▶

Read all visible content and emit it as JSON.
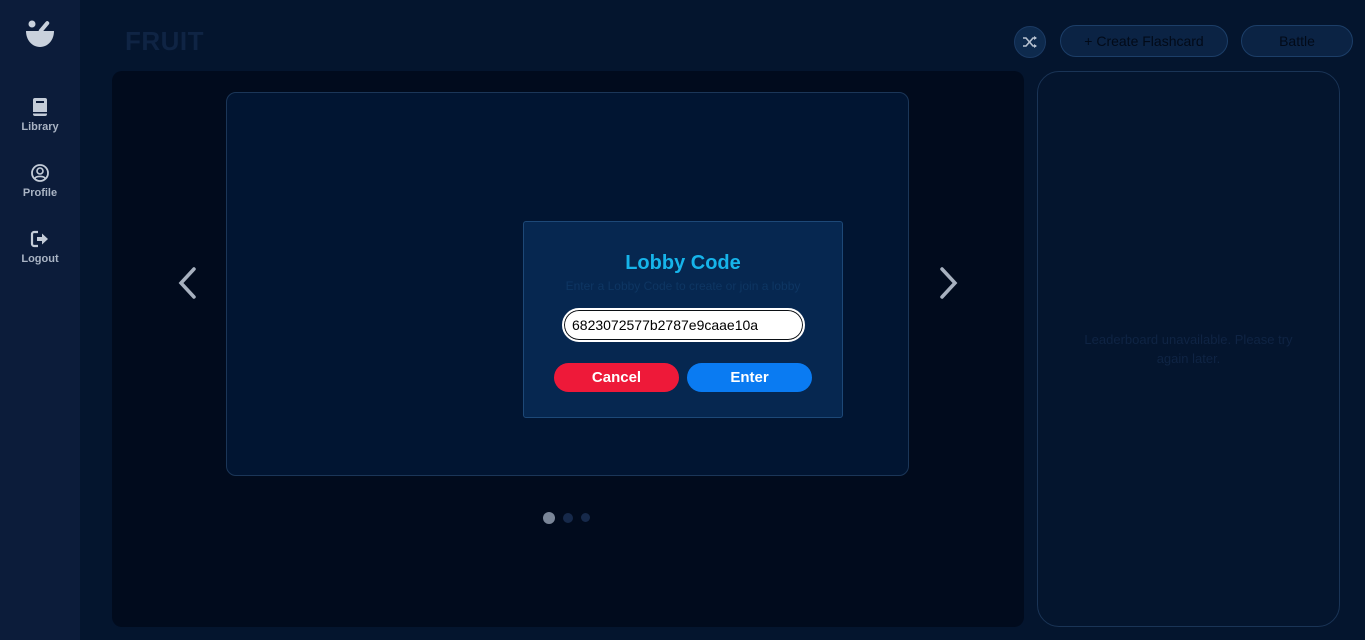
{
  "sidebar": {
    "logo_icon": "mortar-pestle-icon",
    "items": [
      {
        "label": "Library",
        "icon": "book-icon"
      },
      {
        "label": "Profile",
        "icon": "user-circle-icon"
      },
      {
        "label": "Logout",
        "icon": "logout-icon"
      }
    ]
  },
  "header": {
    "title": "FRUIT",
    "shuffle_icon": "shuffle-icon",
    "create_label": "+ Create Flashcard",
    "battle_label": "Battle"
  },
  "carousel": {
    "prev_icon": "chevron-left-icon",
    "next_icon": "chevron-right-icon",
    "active_index": 0,
    "dot_count": 3
  },
  "leaderboard": {
    "message": "Leaderboard unavailable. Please try again later."
  },
  "modal": {
    "title": "Lobby Code",
    "subtitle": "Enter a Lobby Code to create or join a lobby",
    "input_value": "6823072577b2787e9caae10a",
    "cancel_label": "Cancel",
    "enter_label": "Enter"
  },
  "colors": {
    "background": "#04152e",
    "sidebar": "#0c1c3a",
    "accent_title": "#16b4ea",
    "cancel": "#ee1939",
    "enter": "#0a7bf2"
  }
}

◀

→ **Set task**: Copy all lines from the listing that contain "chevron".

→ **Task result**:
    "prev_icon": "chevron-left-icon",
    "next_icon": "chevron-right-icon",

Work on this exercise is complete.